-- Supplied material follows --

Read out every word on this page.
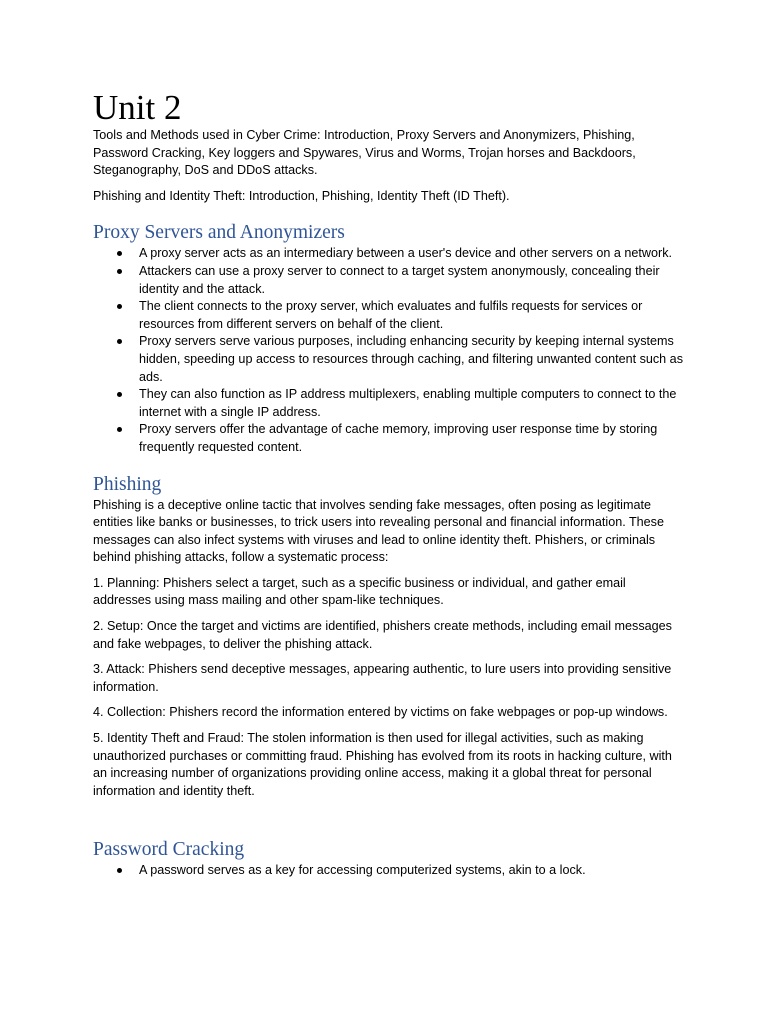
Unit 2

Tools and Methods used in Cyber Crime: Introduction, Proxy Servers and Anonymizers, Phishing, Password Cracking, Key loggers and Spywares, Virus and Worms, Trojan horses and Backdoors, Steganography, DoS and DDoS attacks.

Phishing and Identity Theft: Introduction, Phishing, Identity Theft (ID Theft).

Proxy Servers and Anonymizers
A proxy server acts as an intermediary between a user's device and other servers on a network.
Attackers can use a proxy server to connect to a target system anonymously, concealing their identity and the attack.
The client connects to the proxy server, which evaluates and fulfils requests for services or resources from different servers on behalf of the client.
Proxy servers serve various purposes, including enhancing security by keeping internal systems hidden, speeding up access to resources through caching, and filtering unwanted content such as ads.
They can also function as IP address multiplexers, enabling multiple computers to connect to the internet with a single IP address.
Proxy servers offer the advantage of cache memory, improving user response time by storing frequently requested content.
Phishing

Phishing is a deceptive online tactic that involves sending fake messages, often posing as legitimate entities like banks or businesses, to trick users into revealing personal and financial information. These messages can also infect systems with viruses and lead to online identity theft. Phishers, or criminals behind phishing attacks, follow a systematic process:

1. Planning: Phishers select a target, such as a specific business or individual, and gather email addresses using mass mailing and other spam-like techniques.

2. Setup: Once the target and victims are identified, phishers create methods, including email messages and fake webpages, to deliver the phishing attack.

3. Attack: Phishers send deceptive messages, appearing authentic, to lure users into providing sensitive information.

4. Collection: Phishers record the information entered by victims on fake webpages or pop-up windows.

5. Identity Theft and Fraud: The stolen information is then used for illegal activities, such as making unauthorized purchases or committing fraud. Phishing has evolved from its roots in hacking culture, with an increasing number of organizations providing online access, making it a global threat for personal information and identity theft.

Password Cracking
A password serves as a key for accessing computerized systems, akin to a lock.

-- Supplied material concluded --

● **Task item**
For every line in the data above that has the string "personal", return that line.

● **Task solution**
Phishing is a deceptive online tactic that involves sending fake messages, often posing as legitimate entities like banks or businesses, to trick users into revealing personal and financial information. These messages can also infect systems with viruses and lead to online identity theft. Phishers, or criminals behind phishing attacks, follow a systematic process:
5. Identity Theft and Fraud: The stolen information is then used for illegal activities, such as making unauthorized purchases or committing fraud. Phishing has evolved from its roots in hacking culture, with an increasing number of organizations providing online access, making it a global threat for personal information and identity theft.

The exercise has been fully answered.